> **Stated problem**
Find the line that contains "Read out every word on this page." in the entries below. Output it and each later line exactly, and nothing else.

---------------

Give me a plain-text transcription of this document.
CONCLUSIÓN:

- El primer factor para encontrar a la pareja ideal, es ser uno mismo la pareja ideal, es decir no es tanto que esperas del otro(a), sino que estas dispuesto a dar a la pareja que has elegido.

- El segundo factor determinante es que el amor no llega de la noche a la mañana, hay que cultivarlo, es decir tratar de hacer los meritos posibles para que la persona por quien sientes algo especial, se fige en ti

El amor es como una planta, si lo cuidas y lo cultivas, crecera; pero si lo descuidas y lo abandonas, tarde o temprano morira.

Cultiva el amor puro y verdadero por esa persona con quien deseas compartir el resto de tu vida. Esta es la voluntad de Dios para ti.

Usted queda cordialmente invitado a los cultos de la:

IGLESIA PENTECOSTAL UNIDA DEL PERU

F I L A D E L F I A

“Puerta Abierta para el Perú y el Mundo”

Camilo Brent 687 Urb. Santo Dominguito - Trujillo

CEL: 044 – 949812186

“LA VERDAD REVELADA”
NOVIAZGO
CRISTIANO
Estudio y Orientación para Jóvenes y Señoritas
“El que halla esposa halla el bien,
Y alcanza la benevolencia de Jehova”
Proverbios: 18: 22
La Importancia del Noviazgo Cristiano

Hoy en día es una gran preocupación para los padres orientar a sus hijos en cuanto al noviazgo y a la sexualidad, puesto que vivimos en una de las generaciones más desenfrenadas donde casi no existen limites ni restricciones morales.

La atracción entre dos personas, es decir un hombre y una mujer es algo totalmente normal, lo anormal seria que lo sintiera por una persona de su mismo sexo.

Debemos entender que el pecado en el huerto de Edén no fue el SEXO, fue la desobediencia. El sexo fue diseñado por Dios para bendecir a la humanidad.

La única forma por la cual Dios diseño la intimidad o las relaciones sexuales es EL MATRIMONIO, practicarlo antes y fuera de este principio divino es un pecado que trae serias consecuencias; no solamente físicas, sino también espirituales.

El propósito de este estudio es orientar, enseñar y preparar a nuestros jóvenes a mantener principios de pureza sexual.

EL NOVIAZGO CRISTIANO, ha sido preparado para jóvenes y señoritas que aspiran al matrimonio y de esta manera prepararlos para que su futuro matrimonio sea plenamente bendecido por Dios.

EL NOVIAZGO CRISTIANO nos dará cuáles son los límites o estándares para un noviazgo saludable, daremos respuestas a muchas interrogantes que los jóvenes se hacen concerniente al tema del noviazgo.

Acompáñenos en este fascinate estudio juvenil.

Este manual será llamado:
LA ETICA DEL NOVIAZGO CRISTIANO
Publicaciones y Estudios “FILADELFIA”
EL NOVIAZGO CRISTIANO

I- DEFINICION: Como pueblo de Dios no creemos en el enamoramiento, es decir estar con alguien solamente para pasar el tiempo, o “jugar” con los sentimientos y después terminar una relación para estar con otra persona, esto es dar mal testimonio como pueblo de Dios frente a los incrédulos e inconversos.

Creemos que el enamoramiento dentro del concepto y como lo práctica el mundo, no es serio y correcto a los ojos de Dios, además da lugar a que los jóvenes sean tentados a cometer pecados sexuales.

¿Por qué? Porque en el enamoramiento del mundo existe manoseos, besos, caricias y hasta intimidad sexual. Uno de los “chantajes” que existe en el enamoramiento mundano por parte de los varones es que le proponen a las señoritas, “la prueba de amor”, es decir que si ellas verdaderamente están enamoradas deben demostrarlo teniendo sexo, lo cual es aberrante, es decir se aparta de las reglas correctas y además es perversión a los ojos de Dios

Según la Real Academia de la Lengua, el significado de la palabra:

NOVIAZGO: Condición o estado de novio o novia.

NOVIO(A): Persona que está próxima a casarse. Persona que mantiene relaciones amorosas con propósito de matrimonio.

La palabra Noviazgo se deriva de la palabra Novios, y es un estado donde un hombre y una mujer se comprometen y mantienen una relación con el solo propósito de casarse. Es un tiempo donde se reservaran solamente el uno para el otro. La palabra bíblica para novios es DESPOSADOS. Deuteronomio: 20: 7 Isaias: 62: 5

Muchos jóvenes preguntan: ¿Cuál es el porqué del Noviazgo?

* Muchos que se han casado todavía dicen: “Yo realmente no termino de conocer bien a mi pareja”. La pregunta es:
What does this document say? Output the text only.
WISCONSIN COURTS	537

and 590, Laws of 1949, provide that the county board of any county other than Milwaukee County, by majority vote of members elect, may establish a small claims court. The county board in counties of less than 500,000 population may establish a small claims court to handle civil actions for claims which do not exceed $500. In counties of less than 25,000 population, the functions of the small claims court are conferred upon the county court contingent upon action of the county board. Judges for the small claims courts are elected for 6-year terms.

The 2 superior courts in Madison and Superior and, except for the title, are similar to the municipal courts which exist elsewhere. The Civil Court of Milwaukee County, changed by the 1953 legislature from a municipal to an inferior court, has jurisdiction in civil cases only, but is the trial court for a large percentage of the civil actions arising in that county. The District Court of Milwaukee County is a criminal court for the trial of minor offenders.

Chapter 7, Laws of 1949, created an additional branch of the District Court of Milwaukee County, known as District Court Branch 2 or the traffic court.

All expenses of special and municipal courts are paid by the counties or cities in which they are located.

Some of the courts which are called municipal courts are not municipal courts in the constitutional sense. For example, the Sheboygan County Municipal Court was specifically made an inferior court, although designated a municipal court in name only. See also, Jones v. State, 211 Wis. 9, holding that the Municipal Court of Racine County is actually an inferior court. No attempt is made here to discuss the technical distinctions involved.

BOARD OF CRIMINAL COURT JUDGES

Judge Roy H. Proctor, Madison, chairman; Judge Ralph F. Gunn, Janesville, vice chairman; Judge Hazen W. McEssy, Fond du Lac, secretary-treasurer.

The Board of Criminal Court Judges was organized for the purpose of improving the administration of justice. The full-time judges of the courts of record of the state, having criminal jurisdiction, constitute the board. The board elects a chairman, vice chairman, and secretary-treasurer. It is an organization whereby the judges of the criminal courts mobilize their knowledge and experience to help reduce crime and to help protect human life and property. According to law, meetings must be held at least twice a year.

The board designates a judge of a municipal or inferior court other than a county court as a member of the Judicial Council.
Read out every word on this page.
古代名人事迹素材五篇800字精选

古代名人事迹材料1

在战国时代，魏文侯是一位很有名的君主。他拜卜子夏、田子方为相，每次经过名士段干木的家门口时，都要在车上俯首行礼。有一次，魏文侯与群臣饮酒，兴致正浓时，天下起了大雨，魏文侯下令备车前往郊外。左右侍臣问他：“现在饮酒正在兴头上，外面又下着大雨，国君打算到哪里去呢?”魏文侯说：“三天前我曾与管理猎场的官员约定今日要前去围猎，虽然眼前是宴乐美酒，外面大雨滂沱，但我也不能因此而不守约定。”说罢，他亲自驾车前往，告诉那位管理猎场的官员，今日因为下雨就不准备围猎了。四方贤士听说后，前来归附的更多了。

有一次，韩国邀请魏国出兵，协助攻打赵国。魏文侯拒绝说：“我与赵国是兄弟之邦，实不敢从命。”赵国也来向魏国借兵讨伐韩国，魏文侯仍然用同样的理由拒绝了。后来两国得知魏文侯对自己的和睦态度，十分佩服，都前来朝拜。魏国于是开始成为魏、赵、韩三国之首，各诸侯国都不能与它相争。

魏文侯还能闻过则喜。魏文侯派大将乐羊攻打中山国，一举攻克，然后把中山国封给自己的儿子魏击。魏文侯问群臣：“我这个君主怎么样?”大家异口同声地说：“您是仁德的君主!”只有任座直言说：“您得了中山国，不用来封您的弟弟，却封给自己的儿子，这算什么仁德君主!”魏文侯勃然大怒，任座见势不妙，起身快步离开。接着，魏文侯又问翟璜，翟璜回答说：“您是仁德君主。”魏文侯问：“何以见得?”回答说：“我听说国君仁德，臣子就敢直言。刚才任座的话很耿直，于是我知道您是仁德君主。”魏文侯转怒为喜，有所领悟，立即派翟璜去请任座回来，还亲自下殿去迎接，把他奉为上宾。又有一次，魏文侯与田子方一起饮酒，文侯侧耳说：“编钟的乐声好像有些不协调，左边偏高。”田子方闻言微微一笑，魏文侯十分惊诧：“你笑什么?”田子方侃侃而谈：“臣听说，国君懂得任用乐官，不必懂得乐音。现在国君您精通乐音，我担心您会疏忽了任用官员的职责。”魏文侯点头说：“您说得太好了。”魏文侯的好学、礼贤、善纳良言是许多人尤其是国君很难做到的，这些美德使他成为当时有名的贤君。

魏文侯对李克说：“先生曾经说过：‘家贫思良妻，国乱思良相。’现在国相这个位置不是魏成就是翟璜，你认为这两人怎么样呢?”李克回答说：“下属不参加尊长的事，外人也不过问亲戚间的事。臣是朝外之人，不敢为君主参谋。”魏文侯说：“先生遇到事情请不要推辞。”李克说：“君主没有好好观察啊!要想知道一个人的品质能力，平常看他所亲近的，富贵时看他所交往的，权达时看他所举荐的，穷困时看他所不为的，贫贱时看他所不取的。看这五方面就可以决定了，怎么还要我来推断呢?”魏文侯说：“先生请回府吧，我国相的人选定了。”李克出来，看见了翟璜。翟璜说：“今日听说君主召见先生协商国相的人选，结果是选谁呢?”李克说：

---------------

> **Answer**
Read out every word on this page.
古代名人事迹素材五篇800字精选

古代名人事迹材料1

在战国时代，魏文侯是一位很有名的君主。他拜卜子夏、田子方为相，每次经过名士段干木的家门口时，都要在车上俯首行礼。有一次，魏文侯与群臣饮酒，兴致正浓时，天下起了大雨，魏文侯下令备车前往郊外。左右侍臣问他：“现在饮酒正在兴头上，外面又下着大雨，国君打算到哪里去呢?”魏文侯说：“三天前我曾与管理猎场的官员约定今日要前去围猎，虽然眼前是宴乐美酒，外面大雨滂沱，但我也不能因此而不守约定。”说罢，他亲自驾车前往，告诉那位管理猎场的官员，今日因为下雨就不准备围猎了。四方贤士听说后，前来归附的更多了。

有一次，韩国邀请魏国出兵，协助攻打赵国。魏文侯拒绝说：“我与赵国是兄弟之邦，实不敢从命。”赵国也来向魏国借兵讨伐韩国，魏文侯仍然用同样的理由拒绝了。后来两国得知魏文侯对自己的和睦态度，十分佩服，都前来朝拜。魏国于是开始成为魏、赵、韩三国之首，各诸侯国都不能与它相争。

魏文侯还能闻过则喜。魏文侯派大将乐羊攻打中山国，一举攻克，然后把中山国封给自己的儿子魏击。魏文侯问群臣：“我这个君主怎么样?”大家异口同声地说：“您是仁德的君主!”只有任座直言说：“您得了中山国，不用来封您的弟弟，却封给自己的儿子，这算什么仁德君主!”魏文侯勃然大怒，任座见势不妙，起身快步离开。接着，魏文侯又问翟璜，翟璜回答说：“您是仁德君主。”魏文侯问：“何以见得?”回答说：“我听说国君仁德，臣子就敢直言。刚才任座的话很耿直，于是我知道您是仁德君主。”魏文侯转怒为喜，有所领悟，立即派翟璜去请任座回来，还亲自下殿去迎接，把他奉为上宾。又有一次，魏文侯与田子方一起饮酒，文侯侧耳说：“编钟的乐声好像有些不协调，左边偏高。”田子方闻言微微一笑，魏文侯十分惊诧：“你笑什么?”田子方侃侃而谈：“臣听说，国君懂得任用乐官，不必懂得乐音。现在国君您精通乐音，我担心您会疏忽了任用官员的职责。”魏文侯点头说：“您说得太好了。”魏文侯的好学、礼贤、善纳良言是许多人尤其是国君很难做到的，这些美德使他成为当时有名的贤君。

魏文侯对李克说：“先生曾经说过：‘家贫思良妻，国乱思良相。’现在国相这个位置不是魏成就是翟璜，你认为这两人怎么样呢?”李克回答说：“下属不参加尊长的事，外人也不过问亲戚间的事。臣是朝外之人，不敢为君主参谋。”魏文侯说：“先生遇到事情请不要推辞。”李克说：“君主没有好好观察啊!要想知道一个人的品质能力，平常看他所亲近的，富贵时看他所交往的，权达时看他所举荐的，穷困时看他所不为的，贫贱时看他所不取的。看这五方面就可以决定了，怎么还要我来推断呢?”魏文侯说：“先生请回府吧，我国相的人选定了。”李克出来，看见了翟璜。翟璜说：“今日听说君主召见先生协商国相的人选，结果是选谁呢?”李克说：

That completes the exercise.